--- start Information supplied ---

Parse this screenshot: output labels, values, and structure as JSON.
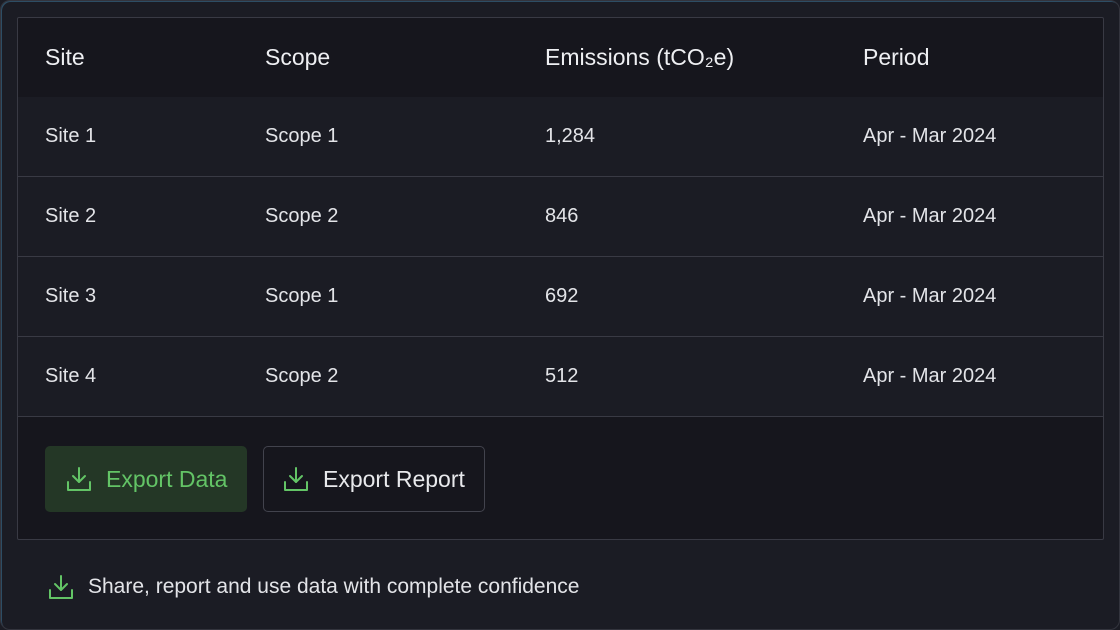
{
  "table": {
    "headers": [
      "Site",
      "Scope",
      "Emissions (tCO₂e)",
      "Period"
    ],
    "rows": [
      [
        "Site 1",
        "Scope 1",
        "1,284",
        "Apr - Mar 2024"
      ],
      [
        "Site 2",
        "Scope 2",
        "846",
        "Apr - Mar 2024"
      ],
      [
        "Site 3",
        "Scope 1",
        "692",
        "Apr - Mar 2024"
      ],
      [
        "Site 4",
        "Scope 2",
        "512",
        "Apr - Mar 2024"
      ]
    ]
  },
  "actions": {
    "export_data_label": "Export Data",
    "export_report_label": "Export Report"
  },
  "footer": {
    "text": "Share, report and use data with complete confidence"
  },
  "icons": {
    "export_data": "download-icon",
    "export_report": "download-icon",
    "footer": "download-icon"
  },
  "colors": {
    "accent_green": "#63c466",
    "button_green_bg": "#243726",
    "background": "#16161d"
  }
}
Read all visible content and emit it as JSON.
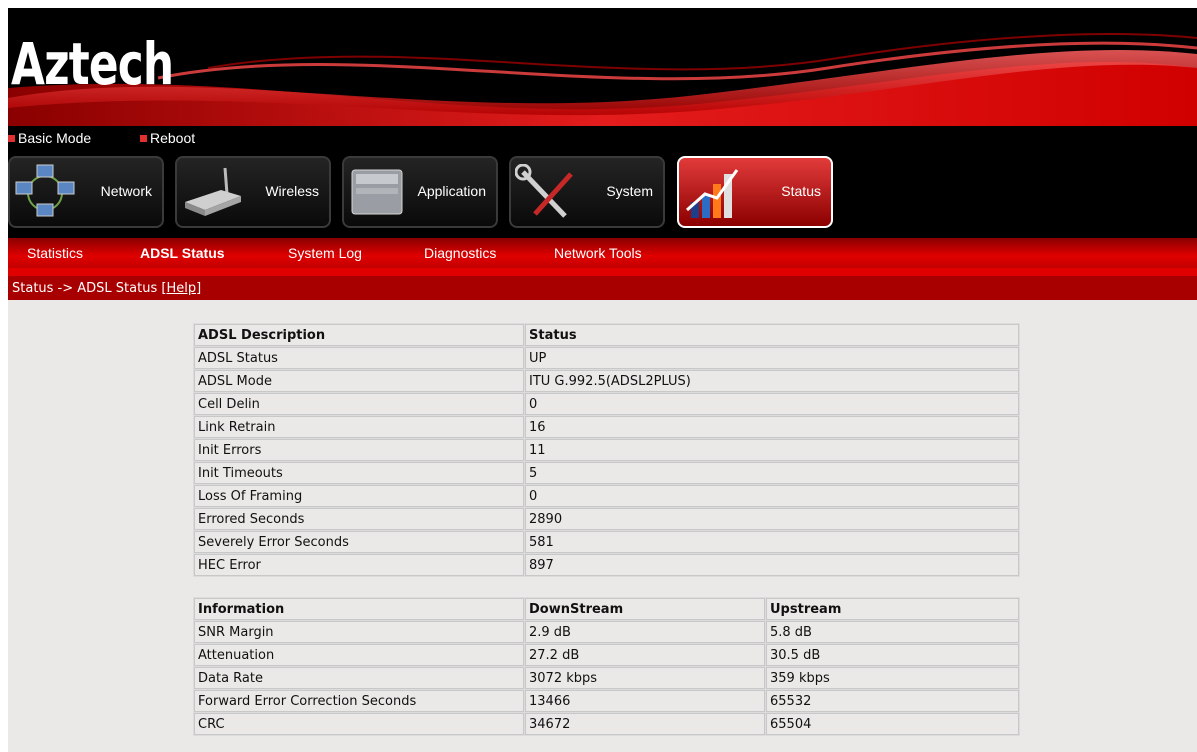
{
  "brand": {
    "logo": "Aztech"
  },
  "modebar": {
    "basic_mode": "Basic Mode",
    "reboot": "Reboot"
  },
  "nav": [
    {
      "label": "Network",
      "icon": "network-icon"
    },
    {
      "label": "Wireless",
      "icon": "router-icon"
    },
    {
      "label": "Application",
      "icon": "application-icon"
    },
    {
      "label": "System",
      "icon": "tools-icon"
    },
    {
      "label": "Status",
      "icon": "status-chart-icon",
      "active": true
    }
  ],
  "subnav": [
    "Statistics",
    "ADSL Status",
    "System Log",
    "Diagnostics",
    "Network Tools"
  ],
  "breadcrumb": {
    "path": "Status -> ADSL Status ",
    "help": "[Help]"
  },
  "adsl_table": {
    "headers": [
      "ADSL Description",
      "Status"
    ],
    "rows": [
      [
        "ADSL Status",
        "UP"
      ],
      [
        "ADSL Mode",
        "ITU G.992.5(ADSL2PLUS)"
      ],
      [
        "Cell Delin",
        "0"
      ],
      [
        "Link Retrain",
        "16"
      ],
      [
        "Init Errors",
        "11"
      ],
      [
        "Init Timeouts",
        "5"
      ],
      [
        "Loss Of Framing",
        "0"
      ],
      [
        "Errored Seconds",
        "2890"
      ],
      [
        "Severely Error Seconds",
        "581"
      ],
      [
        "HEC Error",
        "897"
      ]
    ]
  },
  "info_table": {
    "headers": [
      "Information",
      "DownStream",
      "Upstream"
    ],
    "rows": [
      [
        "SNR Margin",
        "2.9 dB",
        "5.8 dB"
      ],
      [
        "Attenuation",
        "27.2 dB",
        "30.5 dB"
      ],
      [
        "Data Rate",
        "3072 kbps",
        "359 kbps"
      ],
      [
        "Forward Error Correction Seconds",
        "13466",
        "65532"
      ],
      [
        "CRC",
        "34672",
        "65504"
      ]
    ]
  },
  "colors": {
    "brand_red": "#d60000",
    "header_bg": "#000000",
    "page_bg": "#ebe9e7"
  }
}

--- end Information supplied ---

Every line should be retyped exactly, with the pictures omitted.

> **Written reply**
Parse this screenshot: output labels, values, and structure as JSON.
{
  "table": {
    "headers": [
      "Site",
      "Scope",
      "Emissions (tCO₂e)",
      "Period"
    ],
    "rows": [
      [
        "Site 1",
        "Scope 1",
        "1,284",
        "Apr - Mar 2024"
      ],
      [
        "Site 2",
        "Scope 2",
        "846",
        "Apr - Mar 2024"
      ],
      [
        "Site 3",
        "Scope 1",
        "692",
        "Apr - Mar 2024"
      ],
      [
        "Site 4",
        "Scope 2",
        "512",
        "Apr - Mar 2024"
      ]
    ]
  },
  "actions": {
    "export_data_label": "Export Data",
    "export_report_label": "Export Report"
  },
  "footer": {
    "text": "Share, report and use data with complete confidence"
  },
  "icons": {
    "export_data": "download-icon",
    "export_report": "download-icon",
    "footer": "download-icon"
  },
  "colors": {
    "accent_green": "#63c466",
    "button_green_bg": "#243726",
    "background": "#16161d"
  }
}
Read all visible content and emit it as JSON.
{
  "brand": {
    "logo": "Aztech"
  },
  "modebar": {
    "basic_mode": "Basic Mode",
    "reboot": "Reboot"
  },
  "nav": [
    {
      "label": "Network",
      "icon": "network-icon"
    },
    {
      "label": "Wireless",
      "icon": "router-icon"
    },
    {
      "label": "Application",
      "icon": "application-icon"
    },
    {
      "label": "System",
      "icon": "tools-icon"
    },
    {
      "label": "Status",
      "icon": "status-chart-icon",
      "active": true
    }
  ],
  "subnav": [
    "Statistics",
    "ADSL Status",
    "System Log",
    "Diagnostics",
    "Network Tools"
  ],
  "breadcrumb": {
    "path": "Status -> ADSL Status ",
    "help": "[Help]"
  },
  "adsl_table": {
    "headers": [
      "ADSL Description",
      "Status"
    ],
    "rows": [
      [
        "ADSL Status",
        "UP"
      ],
      [
        "ADSL Mode",
        "ITU G.992.5(ADSL2PLUS)"
      ],
      [
        "Cell Delin",
        "0"
      ],
      [
        "Link Retrain",
        "16"
      ],
      [
        "Init Errors",
        "11"
      ],
      [
        "Init Timeouts",
        "5"
      ],
      [
        "Loss Of Framing",
        "0"
      ],
      [
        "Errored Seconds",
        "2890"
      ],
      [
        "Severely Error Seconds",
        "581"
      ],
      [
        "HEC Error",
        "897"
      ]
    ]
  },
  "info_table": {
    "headers": [
      "Information",
      "DownStream",
      "Upstream"
    ],
    "rows": [
      [
        "SNR Margin",
        "2.9 dB",
        "5.8 dB"
      ],
      [
        "Attenuation",
        "27.2 dB",
        "30.5 dB"
      ],
      [
        "Data Rate",
        "3072 kbps",
        "359 kbps"
      ],
      [
        "Forward Error Correction Seconds",
        "13466",
        "65532"
      ],
      [
        "CRC",
        "34672",
        "65504"
      ]
    ]
  },
  "colors": {
    "brand_red": "#d60000",
    "header_bg": "#000000",
    "page_bg": "#ebe9e7"
  }
}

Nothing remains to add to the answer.